*СУТЬ ЗАДАНИЯ*
Продолжите приведенную ниже статью о трагикомедии, начав сразу после ее последнего предложения.

*ИСТОЧНИК*
##########

ТРАГИКОМЕДИЯ
ТРАГИКОМЕДИЯ, драматургическое или сценическое произведение, обладающее признаками как трагедии, так и комедии, и выстроенное по своим специфическим законам.
На протяжении почти всей истории театрального искусства термин не имел строгого значения. Трагикомедия последовательно считалась промежуточным, вспомогательным межжанровым образованием. Так, еще в 19 в. энциклопедический словарь Брокгауза и Ефрона определяет трагикомедию как «драматическое произведение, в котором трагический сюжет изображен в комическом виде, или которое представляет беспорядочное нагромождение трагических и комических элементов». Под определение трагикомедии могла подпасть, например, и т.н. «высокая комедия», посвященная серьезным общественным и нравственным проблемам (Горе от ума А.Грибоедова), и сатирическая комедия, резко бичующая пороки общества (Свадьба Кречинского или Дело А.Сухово-Кобылина). Основанием для этого становилось чисто формальное присутствие как комедийных, так и трагических тем, эпизодов, персонажей. Только в середине 20 в. культурологические науки (искусствознание, театроведение, литературоведение) выделили трагикомедию в отдельный жанр со своими структурообразующими особенностями. В это же время начались теоретические исследования архитектоники молодого, но весьма бурно развивающегося жанра.
Споры вокруг жанра трагикомедии не стихают и сегодня: слишком силен многовековой стереотип восприятия хаотического сочетания, переплетения трагического и комического. Однако критерием проверки любой теории является практика. И именно многочисленные парадоксы или неудачи театральной практики, в которой трагикомедия упорно противится привычным методам сценического воплощения, заставляют пристально всматриваться в закономерности этого загадочного жанра.
Скажем, только через архитектонику трагикомедии мировая театральная режиссура сумела нащупать ключи к драматургии Чехова. Поздние чеховские пьесы (Чайка, Дядя Ваня, Вишневый сад, Иванов) на протяжении многих десятилетий ставили в тупик исследователей и практиков театра (словосочетание «загадка Чехова» очень скоро стало трюизмом), вызывая многочисленные дискуссии и не менее многочисленные сценические трактовки. При этом неудачи постановок Чехова были обычным явлением; а редкие удачи основывались, как правило, на коренном переосмыслении всей структуры пьесы. Так, первая постановка Чайки в Александринском театре провалилась, не взирая на блистательную работу В.Ф.Комиссаржевской в роли Нины; а постановка К.С.Станиславского в МХТ, несмотря на ошеломляющий зрительский успех, не вызвала особого одобрения самого автора. МХТ последовательно отстаивал элегическую, грустную и даже трагическую интонацию спектакля, изобилующую игрой полутонов, тонкими психологическими нюансами и филигранной разработкой психологии персонажей. Чехов же упорно определял жанр своих пьес как «комедии».

##########

*СТРОКИ ДАННЫХ*
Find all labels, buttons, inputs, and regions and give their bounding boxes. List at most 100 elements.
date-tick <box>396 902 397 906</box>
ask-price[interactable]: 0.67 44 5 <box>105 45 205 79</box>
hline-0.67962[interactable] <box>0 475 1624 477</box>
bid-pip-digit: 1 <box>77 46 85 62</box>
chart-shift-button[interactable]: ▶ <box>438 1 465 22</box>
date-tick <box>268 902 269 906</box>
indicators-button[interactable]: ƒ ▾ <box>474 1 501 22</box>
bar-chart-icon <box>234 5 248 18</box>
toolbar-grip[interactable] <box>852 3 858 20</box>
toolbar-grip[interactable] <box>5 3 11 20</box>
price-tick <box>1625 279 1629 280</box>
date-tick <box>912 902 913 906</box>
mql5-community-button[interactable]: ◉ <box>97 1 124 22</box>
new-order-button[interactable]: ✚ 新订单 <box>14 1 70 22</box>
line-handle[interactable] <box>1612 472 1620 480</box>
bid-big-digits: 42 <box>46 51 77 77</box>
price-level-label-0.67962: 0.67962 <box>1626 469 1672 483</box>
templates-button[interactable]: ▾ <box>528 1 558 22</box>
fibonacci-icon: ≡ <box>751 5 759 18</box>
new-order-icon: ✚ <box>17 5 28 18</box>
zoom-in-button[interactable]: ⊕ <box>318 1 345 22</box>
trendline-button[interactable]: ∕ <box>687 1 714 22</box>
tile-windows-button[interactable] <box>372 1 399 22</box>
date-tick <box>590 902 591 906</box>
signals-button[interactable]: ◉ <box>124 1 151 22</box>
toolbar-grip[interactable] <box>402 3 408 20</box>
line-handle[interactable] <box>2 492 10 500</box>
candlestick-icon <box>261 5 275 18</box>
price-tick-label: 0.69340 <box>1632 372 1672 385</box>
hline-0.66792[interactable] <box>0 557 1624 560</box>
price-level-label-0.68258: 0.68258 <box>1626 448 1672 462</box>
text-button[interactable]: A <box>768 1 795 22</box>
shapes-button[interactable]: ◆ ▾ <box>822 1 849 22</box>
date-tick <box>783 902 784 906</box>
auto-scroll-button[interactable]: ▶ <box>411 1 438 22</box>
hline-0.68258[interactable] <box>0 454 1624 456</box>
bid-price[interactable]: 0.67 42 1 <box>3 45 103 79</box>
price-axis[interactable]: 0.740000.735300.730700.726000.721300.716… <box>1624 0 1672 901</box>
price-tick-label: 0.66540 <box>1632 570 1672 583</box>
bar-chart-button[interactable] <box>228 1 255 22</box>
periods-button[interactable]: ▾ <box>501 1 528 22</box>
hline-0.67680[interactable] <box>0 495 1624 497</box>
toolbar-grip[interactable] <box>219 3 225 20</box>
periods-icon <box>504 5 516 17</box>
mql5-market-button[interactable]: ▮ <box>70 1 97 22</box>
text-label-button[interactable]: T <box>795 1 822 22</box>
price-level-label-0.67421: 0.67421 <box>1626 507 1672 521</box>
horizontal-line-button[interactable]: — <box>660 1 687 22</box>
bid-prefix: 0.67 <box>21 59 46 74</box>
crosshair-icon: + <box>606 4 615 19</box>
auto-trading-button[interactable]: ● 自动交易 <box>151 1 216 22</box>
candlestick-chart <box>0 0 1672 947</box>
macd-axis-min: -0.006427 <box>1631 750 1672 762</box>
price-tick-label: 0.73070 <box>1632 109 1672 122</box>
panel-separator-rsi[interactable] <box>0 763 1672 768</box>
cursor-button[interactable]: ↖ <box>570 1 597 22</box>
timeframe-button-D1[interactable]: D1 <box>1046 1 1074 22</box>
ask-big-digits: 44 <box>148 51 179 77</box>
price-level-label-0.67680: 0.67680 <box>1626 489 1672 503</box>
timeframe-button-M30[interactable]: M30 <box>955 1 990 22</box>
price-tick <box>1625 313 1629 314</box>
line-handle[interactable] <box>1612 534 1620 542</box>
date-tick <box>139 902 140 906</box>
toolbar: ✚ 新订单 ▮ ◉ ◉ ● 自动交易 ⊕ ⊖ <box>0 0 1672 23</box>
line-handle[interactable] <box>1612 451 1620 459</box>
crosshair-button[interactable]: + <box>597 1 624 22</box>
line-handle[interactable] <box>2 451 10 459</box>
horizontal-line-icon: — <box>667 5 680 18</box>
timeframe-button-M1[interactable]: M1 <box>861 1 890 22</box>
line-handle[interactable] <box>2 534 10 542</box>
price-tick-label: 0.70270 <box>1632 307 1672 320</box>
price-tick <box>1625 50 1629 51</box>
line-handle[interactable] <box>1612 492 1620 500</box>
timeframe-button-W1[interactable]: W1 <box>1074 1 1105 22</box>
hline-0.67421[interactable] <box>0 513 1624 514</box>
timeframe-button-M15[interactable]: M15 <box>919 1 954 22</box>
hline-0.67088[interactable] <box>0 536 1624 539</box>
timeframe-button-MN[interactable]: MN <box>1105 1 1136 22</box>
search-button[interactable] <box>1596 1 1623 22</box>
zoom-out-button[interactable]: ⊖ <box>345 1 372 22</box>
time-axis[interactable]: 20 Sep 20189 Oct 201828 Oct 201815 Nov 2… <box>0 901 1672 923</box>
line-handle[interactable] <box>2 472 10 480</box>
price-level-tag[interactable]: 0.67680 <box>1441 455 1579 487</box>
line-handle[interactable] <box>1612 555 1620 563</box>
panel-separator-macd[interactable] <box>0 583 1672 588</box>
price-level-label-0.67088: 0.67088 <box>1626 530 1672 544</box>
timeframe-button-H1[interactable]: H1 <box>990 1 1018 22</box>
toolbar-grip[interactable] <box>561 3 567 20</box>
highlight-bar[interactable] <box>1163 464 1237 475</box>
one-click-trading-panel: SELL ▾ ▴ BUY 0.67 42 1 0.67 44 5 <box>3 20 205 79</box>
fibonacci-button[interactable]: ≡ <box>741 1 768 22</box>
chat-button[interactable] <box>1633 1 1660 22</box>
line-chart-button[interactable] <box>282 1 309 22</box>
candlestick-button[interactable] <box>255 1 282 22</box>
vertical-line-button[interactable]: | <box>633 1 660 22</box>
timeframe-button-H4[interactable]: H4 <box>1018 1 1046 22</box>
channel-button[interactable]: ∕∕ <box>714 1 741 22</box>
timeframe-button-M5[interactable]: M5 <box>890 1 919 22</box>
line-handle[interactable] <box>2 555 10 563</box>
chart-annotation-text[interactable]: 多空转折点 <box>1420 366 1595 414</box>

##########

*ПИСЬМЕННЫЙ ОТВЕТ*
Много позже, лишь освободившись от харизматической, завораживающей магии спектаклей Станиславского, теоретики и практики театра сумели понять: герои Чехова на самом деле очень смешны. Все герои, а не только те, которых традиционно принято было рассматривать в комическом свете (Шарлотта Ивановна, Симеонов-Пищик – в Вишневом саде, Медведенко – в Чайке, Наташа – в Трех сестрах, Серебряков – в Дяде Ване), но и главные герои всех чеховских пьес: Раневская, Треплев, Войницкий, и т.д. Это нисколько не снимает трагичности их судеб, более того: чем смешнее и мельче выглядит каждый герой, тем страшнее и крупнее его трагедия.
Постепенно становилось ясным, что А.Чехов стал основоположником нового жанра, в котором трагическое и комическое не просто существует в неразрывном единстве, но взаимно обусловливают и обостряют друг друга. Акцент на одной из сторон (неважно – комической или трагической) полностью разрушает жанровую структуру его пьес, переводя их в совершенно иную плоскость.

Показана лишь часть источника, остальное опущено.